Source data

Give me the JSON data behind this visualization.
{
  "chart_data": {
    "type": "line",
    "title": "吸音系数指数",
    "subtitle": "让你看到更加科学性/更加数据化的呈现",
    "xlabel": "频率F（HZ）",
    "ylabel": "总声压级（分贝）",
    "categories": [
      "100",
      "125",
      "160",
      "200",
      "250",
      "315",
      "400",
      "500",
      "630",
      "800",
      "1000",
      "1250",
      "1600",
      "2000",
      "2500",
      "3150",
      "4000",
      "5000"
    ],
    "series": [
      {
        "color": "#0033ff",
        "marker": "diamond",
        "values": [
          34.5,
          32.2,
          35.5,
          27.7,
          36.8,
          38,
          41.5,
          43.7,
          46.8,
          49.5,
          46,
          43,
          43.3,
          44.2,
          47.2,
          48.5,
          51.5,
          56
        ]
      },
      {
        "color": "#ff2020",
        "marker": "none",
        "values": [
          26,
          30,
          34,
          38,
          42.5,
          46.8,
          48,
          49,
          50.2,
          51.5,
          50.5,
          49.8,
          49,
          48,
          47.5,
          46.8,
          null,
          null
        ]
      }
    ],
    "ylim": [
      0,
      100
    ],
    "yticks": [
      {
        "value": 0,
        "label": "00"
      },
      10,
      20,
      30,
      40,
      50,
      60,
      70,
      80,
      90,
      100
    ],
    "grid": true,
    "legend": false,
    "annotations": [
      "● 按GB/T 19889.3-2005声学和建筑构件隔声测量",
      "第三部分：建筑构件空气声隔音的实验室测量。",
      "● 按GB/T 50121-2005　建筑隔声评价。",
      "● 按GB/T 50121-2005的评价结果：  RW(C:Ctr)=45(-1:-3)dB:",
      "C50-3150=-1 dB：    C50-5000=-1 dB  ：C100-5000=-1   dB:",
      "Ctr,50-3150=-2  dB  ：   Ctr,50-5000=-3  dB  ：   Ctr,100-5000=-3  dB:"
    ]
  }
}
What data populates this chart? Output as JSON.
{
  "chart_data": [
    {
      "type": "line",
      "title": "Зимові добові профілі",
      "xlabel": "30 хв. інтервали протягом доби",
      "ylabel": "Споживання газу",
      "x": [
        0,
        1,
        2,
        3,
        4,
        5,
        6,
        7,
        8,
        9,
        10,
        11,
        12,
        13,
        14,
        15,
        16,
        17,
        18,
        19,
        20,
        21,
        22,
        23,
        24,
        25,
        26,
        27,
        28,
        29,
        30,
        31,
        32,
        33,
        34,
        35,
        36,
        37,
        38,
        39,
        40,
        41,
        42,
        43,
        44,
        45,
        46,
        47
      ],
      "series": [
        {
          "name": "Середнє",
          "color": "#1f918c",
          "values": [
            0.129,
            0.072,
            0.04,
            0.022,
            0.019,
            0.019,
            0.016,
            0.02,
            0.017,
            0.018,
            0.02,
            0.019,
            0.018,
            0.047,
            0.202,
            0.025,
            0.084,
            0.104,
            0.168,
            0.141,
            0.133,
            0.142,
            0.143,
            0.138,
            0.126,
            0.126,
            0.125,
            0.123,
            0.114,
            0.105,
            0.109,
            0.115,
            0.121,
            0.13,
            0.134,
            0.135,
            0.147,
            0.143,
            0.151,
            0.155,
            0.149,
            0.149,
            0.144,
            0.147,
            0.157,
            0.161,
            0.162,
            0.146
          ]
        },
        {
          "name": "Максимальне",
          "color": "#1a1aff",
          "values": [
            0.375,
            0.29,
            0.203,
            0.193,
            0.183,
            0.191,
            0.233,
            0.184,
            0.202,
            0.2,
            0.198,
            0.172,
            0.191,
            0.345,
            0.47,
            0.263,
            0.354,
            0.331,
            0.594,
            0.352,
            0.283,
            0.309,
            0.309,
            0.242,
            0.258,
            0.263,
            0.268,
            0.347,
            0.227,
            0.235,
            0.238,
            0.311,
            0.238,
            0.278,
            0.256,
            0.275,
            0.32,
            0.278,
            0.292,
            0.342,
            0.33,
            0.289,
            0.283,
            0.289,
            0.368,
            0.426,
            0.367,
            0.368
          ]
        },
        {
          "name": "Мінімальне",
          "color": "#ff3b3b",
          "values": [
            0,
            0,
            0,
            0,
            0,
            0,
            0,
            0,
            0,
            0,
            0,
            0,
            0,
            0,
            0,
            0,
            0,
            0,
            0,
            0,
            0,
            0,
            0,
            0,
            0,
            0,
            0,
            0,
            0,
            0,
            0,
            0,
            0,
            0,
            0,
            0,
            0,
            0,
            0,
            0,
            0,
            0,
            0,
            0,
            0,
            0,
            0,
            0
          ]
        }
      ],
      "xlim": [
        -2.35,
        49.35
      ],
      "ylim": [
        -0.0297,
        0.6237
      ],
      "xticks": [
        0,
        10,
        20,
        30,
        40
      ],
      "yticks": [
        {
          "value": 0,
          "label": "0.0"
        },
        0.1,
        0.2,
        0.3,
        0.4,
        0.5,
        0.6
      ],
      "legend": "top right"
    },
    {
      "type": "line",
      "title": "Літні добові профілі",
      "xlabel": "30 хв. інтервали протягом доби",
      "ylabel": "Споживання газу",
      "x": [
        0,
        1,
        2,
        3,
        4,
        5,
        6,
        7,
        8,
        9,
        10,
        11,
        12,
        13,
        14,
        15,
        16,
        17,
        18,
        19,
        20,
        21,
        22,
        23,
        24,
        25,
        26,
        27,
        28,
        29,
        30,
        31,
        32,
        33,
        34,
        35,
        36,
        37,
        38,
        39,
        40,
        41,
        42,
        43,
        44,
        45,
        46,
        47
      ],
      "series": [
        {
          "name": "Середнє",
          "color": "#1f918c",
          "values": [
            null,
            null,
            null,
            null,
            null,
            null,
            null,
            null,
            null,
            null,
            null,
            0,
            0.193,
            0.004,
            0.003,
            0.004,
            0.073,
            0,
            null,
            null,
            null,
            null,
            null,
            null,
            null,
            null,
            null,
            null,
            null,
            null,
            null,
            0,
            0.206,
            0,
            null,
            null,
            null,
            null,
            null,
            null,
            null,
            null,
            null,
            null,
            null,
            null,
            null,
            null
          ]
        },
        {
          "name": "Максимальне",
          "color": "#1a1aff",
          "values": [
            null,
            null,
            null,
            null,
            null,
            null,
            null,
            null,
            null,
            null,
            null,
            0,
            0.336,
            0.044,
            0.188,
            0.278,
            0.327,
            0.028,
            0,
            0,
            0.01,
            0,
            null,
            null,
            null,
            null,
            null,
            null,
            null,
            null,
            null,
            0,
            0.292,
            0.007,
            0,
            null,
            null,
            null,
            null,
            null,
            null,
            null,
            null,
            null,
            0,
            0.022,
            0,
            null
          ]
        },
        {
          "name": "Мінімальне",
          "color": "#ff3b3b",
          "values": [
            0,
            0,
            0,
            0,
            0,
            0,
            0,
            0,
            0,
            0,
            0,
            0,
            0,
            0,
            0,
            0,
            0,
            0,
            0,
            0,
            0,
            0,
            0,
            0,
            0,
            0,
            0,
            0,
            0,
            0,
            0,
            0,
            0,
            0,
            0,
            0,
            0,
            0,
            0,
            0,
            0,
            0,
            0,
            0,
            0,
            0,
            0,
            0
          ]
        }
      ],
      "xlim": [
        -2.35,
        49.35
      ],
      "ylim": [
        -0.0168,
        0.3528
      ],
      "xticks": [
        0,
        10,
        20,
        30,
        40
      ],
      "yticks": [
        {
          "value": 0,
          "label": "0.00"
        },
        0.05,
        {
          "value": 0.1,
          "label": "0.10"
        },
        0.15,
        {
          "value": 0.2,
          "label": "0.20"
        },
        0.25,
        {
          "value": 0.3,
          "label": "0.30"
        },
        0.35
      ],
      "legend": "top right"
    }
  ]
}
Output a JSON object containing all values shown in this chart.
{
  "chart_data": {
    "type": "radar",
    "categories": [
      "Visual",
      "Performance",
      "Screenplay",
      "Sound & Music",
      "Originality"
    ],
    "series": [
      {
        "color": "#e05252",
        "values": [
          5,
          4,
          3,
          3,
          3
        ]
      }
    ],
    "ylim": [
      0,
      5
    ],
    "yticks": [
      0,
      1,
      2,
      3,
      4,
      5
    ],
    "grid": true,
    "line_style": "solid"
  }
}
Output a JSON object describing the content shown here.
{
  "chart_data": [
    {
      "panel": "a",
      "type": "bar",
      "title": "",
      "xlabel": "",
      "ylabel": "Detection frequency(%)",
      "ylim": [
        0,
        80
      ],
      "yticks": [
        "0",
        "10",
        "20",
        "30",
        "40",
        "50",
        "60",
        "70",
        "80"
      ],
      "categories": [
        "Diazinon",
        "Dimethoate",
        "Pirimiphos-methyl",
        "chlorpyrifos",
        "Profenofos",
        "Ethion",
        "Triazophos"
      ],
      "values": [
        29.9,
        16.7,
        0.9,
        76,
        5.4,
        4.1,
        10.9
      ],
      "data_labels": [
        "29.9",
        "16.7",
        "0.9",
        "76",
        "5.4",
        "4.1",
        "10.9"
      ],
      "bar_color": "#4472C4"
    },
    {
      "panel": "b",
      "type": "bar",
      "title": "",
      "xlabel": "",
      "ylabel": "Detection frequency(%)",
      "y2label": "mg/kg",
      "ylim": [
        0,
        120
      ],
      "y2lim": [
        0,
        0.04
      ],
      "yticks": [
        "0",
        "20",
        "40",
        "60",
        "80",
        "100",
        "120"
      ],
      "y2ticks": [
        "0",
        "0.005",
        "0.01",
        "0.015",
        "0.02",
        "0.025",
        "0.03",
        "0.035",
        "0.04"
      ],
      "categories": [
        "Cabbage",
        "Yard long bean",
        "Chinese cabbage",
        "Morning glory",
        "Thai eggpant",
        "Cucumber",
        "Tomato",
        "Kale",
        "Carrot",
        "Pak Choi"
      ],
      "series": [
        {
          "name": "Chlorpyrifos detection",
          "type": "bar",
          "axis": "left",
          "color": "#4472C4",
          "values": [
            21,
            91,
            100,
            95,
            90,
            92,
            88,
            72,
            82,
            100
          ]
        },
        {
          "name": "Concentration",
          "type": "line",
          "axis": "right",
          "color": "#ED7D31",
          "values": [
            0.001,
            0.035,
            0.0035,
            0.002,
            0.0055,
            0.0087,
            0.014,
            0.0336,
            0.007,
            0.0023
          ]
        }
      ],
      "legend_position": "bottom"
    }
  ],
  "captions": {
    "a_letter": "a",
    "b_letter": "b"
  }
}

Written request: Copy every line from the records above that contains the word "добові".

Expected answer:
      "title": "Зимові добові профілі",
      "title": "Літні добові профілі",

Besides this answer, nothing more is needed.